Data shown:
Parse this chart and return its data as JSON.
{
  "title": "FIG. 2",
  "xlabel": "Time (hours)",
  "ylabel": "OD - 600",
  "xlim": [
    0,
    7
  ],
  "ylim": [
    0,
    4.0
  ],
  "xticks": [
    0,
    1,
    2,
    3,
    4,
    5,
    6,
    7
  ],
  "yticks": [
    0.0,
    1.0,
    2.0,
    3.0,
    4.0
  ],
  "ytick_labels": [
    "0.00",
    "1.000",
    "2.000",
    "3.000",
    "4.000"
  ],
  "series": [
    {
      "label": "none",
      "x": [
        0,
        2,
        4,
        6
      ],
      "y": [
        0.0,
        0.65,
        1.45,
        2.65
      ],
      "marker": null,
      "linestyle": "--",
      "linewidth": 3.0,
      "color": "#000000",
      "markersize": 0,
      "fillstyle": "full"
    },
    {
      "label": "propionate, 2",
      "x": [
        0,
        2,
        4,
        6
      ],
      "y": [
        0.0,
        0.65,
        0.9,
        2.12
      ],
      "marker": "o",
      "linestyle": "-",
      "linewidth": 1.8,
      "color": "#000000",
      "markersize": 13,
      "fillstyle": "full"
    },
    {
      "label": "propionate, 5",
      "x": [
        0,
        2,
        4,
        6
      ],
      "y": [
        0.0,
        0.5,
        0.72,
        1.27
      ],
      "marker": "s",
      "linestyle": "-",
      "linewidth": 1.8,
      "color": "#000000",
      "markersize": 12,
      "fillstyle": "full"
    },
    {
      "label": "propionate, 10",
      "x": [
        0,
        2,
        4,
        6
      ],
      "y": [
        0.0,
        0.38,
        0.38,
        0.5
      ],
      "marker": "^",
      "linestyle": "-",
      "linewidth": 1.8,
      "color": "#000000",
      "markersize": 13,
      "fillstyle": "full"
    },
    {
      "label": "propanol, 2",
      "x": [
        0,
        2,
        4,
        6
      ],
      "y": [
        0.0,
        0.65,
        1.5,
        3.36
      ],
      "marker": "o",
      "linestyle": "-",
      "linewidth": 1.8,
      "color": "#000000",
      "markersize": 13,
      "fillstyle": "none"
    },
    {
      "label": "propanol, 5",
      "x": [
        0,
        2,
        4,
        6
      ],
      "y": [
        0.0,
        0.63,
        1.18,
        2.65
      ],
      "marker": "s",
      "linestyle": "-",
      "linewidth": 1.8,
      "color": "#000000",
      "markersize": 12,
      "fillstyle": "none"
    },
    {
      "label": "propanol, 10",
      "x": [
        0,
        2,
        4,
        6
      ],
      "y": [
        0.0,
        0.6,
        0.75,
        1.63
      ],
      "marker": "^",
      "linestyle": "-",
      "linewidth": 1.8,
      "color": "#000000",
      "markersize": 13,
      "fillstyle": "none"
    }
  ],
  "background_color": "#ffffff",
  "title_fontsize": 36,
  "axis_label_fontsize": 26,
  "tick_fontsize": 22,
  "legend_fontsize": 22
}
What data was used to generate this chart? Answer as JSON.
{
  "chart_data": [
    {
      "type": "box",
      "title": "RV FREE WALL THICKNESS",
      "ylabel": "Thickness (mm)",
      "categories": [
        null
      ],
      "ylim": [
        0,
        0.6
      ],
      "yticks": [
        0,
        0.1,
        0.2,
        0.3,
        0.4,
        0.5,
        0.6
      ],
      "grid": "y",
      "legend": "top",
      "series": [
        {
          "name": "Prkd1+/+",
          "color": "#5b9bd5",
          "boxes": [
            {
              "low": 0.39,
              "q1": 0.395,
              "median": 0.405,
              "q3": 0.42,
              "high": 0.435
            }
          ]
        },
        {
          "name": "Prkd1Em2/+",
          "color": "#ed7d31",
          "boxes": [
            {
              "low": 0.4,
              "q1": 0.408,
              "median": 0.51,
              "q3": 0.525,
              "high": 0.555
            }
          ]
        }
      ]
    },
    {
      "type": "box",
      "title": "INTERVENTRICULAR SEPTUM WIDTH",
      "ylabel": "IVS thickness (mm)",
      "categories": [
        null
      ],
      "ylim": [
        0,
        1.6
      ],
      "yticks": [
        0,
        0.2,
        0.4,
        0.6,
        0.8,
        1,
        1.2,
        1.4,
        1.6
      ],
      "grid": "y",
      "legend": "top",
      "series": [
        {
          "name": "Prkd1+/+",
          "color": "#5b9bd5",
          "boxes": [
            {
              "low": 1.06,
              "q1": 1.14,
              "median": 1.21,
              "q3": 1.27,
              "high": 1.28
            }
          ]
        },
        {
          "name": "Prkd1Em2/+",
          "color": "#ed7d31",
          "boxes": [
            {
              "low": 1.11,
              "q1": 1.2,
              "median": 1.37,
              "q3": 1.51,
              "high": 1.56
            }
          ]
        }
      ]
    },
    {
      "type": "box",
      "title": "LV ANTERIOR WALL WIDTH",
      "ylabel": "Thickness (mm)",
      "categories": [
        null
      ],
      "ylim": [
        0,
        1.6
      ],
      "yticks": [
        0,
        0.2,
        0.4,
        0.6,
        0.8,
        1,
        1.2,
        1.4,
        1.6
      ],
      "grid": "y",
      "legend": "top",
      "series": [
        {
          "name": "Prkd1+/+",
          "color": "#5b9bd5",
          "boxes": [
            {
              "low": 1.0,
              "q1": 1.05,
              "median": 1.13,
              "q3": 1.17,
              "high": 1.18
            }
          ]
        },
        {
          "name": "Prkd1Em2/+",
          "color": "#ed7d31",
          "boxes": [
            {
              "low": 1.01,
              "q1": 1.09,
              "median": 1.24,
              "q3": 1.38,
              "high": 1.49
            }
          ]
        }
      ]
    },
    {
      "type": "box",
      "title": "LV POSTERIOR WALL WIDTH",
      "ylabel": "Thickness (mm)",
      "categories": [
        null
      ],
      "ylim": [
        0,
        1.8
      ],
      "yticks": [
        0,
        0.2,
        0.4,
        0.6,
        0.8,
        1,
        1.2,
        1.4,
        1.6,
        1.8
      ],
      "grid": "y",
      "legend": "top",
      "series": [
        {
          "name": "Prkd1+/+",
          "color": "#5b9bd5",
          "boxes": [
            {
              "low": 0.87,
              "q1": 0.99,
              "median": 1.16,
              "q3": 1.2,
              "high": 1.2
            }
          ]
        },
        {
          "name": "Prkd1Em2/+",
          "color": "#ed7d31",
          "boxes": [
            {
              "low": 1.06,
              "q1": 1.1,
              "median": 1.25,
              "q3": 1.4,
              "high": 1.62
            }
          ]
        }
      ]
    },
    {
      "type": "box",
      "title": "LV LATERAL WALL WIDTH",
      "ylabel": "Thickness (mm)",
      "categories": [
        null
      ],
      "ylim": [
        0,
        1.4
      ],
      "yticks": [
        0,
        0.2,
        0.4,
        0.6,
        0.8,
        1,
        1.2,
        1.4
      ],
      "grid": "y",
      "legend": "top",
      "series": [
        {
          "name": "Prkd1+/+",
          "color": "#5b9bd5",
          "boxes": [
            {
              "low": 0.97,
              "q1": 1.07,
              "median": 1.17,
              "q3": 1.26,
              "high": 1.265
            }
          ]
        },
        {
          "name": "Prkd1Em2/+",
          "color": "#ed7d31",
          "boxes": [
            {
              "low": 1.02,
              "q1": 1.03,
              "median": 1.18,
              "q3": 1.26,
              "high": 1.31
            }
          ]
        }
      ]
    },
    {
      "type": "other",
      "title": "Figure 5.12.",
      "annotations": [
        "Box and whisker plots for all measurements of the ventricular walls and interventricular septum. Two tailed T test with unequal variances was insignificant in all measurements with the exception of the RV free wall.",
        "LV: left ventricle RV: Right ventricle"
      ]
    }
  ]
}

Exercise objective: Copy, from the material, each line that holds the string "propanol".

Written solution:
      "label": "propanol, 2",
      "label": "propanol, 5",
      "label": "propanol, 10",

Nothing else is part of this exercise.